--- BEGIN EXERCISE MATERIAL ---

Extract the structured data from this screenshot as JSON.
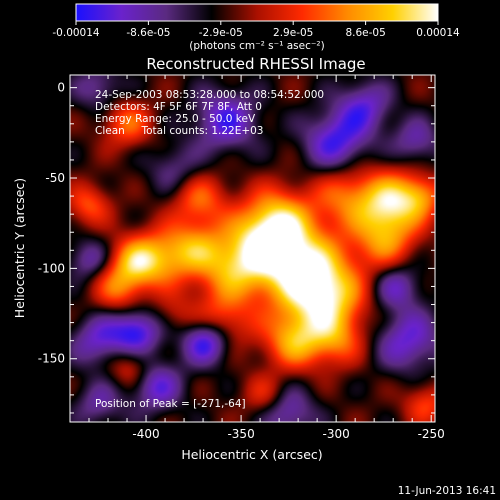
{
  "colorbar": {
    "tick_labels": [
      "-0.00014",
      "-8.6e-05",
      "-2.9e-05",
      "2.9e-05",
      "8.6e-05",
      "0.00014"
    ],
    "units_label": "(photons cm⁻² s⁻¹ asec⁻²)",
    "min": -0.00014,
    "max": 0.00014,
    "colors": [
      "#1a10ff",
      "#6a22cc",
      "#5a2a80",
      "#000000",
      "#aa1000",
      "#ff2a00",
      "#ff8a00",
      "#ffd000",
      "#ffffff"
    ]
  },
  "chart_data": {
    "type": "heatmap",
    "title": "Reconstructed RHESSI Image",
    "xlabel": "Heliocentric X (arcsec)",
    "ylabel": "Heliocentric Y (arcsec)",
    "xlim": [
      -440,
      -248
    ],
    "ylim": [
      -185,
      7
    ],
    "x_ticks": [
      -400,
      -350,
      -300,
      -250
    ],
    "x_tick_labels": [
      "-400",
      "-350",
      "-300",
      "-250"
    ],
    "y_ticks": [
      0,
      -50,
      -100,
      -150
    ],
    "y_tick_labels": [
      "0",
      "-50",
      "-100",
      "-150"
    ],
    "annotations": [
      "24-Sep-2003 08:53:28.000 to 08:54:52.000",
      "Detectors: 4F 5F 6F 7F 8F, Att 0",
      "Energy Range: 25.0 - 50.0 keV",
      "Clean     Total counts: 1.22E+03"
    ],
    "peak_label": "Position of Peak = [-271,-64]",
    "peak": [
      -271,
      -64
    ],
    "blobs": [
      {
        "x": -318,
        "y": -100,
        "v": 1.0,
        "s": 16
      },
      {
        "x": -337,
        "y": -85,
        "v": 0.8,
        "s": 14
      },
      {
        "x": -305,
        "y": -117,
        "v": 0.85,
        "s": 14
      },
      {
        "x": -355,
        "y": -100,
        "v": 0.7,
        "s": 13
      },
      {
        "x": -330,
        "y": -72,
        "v": 0.6,
        "s": 12
      },
      {
        "x": -271,
        "y": -64,
        "v": 0.95,
        "s": 12
      },
      {
        "x": -275,
        "y": -85,
        "v": 0.6,
        "s": 11
      },
      {
        "x": -295,
        "y": -60,
        "v": 0.55,
        "s": 12
      },
      {
        "x": -405,
        "y": -97,
        "v": 0.85,
        "s": 10
      },
      {
        "x": -388,
        "y": -93,
        "v": 0.6,
        "s": 11
      },
      {
        "x": -415,
        "y": -112,
        "v": 0.5,
        "s": 9
      },
      {
        "x": -372,
        "y": -62,
        "v": 0.55,
        "s": 10
      },
      {
        "x": -373,
        "y": -88,
        "v": 0.45,
        "s": 10
      },
      {
        "x": -360,
        "y": -130,
        "v": 0.55,
        "s": 11
      },
      {
        "x": -322,
        "y": -140,
        "v": 0.75,
        "s": 11
      },
      {
        "x": -300,
        "y": -140,
        "v": 0.5,
        "s": 10
      },
      {
        "x": -410,
        "y": -20,
        "v": 0.55,
        "s": 9
      },
      {
        "x": -430,
        "y": -65,
        "v": 0.5,
        "s": 8
      },
      {
        "x": -408,
        "y": -155,
        "v": 0.45,
        "s": 8
      },
      {
        "x": -255,
        "y": -60,
        "v": 0.5,
        "s": 8
      },
      {
        "x": -253,
        "y": -175,
        "v": 0.45,
        "s": 8
      },
      {
        "x": -338,
        "y": -170,
        "v": 0.35,
        "s": 8
      },
      {
        "x": -385,
        "y": -125,
        "v": 0.25,
        "s": 8
      },
      {
        "x": -405,
        "y": -135,
        "v": -0.75,
        "s": 9
      },
      {
        "x": -368,
        "y": -140,
        "v": -0.9,
        "s": 9
      },
      {
        "x": -395,
        "y": -165,
        "v": -0.6,
        "s": 10
      },
      {
        "x": -300,
        "y": -30,
        "v": -0.7,
        "s": 12
      },
      {
        "x": -285,
        "y": -10,
        "v": -0.55,
        "s": 10
      },
      {
        "x": -358,
        "y": -18,
        "v": -0.65,
        "s": 12
      },
      {
        "x": -262,
        "y": -140,
        "v": -0.6,
        "s": 12
      },
      {
        "x": -268,
        "y": -110,
        "v": -0.5,
        "s": 9
      },
      {
        "x": -425,
        "y": -140,
        "v": -0.55,
        "s": 10
      },
      {
        "x": -430,
        "y": -95,
        "v": -0.45,
        "s": 8
      },
      {
        "x": -325,
        "y": -180,
        "v": -0.5,
        "s": 10
      },
      {
        "x": -425,
        "y": -175,
        "v": -0.4,
        "s": 9
      },
      {
        "x": -425,
        "y": 0,
        "v": -0.4,
        "s": 9
      },
      {
        "x": -385,
        "y": -45,
        "v": -0.35,
        "s": 10
      },
      {
        "x": -258,
        "y": -30,
        "v": -0.45,
        "s": 9
      }
    ]
  },
  "footer": {
    "date": "11-Jun-2013 16:41"
  }
}
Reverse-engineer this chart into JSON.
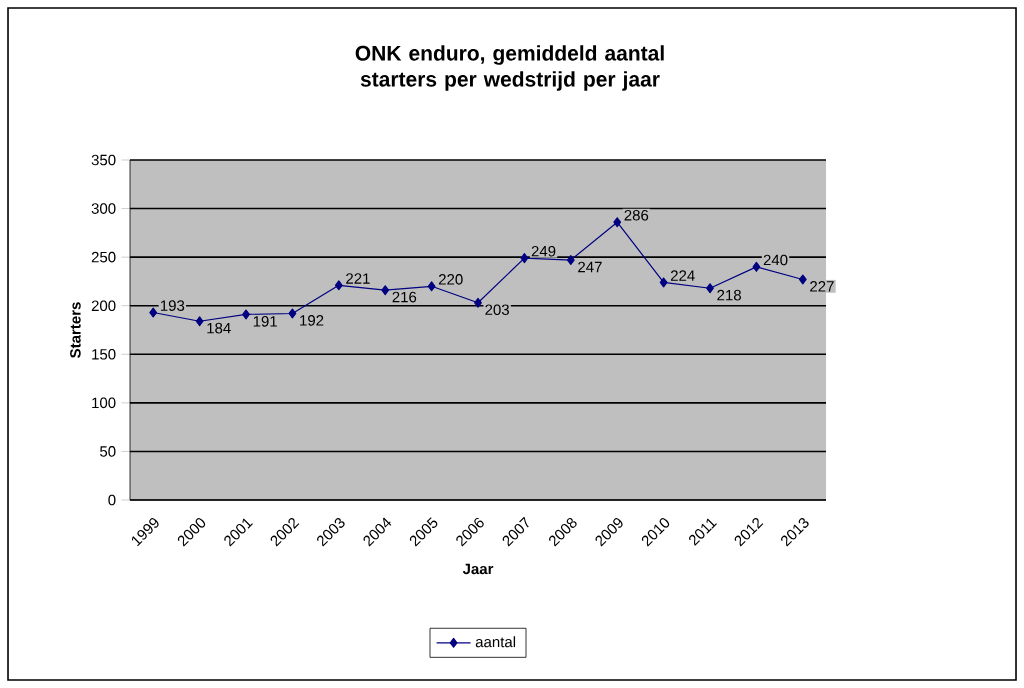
{
  "chart_data": {
    "type": "line",
    "title": "ONK enduro, gemiddeld aantal starters per wedstrijd per jaar",
    "xlabel": "Jaar",
    "ylabel": "Starters",
    "categories": [
      "1999",
      "2000",
      "2001",
      "2002",
      "2003",
      "2004",
      "2005",
      "2006",
      "2007",
      "2008",
      "2009",
      "2010",
      "2011",
      "2012",
      "2013"
    ],
    "series": [
      {
        "name": "aantal",
        "color": "#000080",
        "values": [
          193,
          184,
          191,
          192,
          221,
          216,
          220,
          203,
          249,
          247,
          286,
          224,
          218,
          240,
          227
        ]
      }
    ],
    "ylim": [
      0,
      350
    ],
    "yticks": [
      0,
      50,
      100,
      150,
      200,
      250,
      300,
      350
    ],
    "grid": "y",
    "legend": "bottom",
    "marker": "diamond",
    "line_style": "solid",
    "data_labels": true
  }
}
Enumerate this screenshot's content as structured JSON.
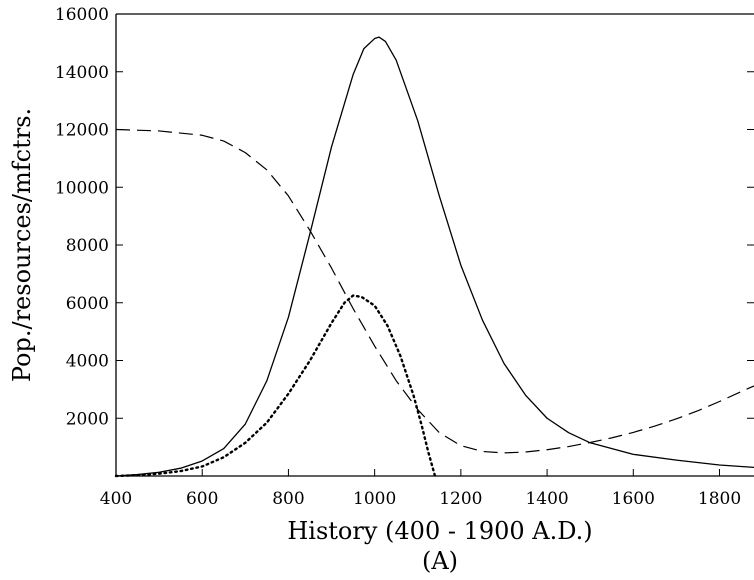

--- END EXERCISE MATERIAL ---

**WHAT YOU SHOULD DO**
Gather all lines with the string "this" from the data.

**COMPLETE RESPONSE**
Extract the structured data from this screenshot as JSON.
Reverse-engineer this chart into JSON.
Enumerate this screenshot's content as structured JSON.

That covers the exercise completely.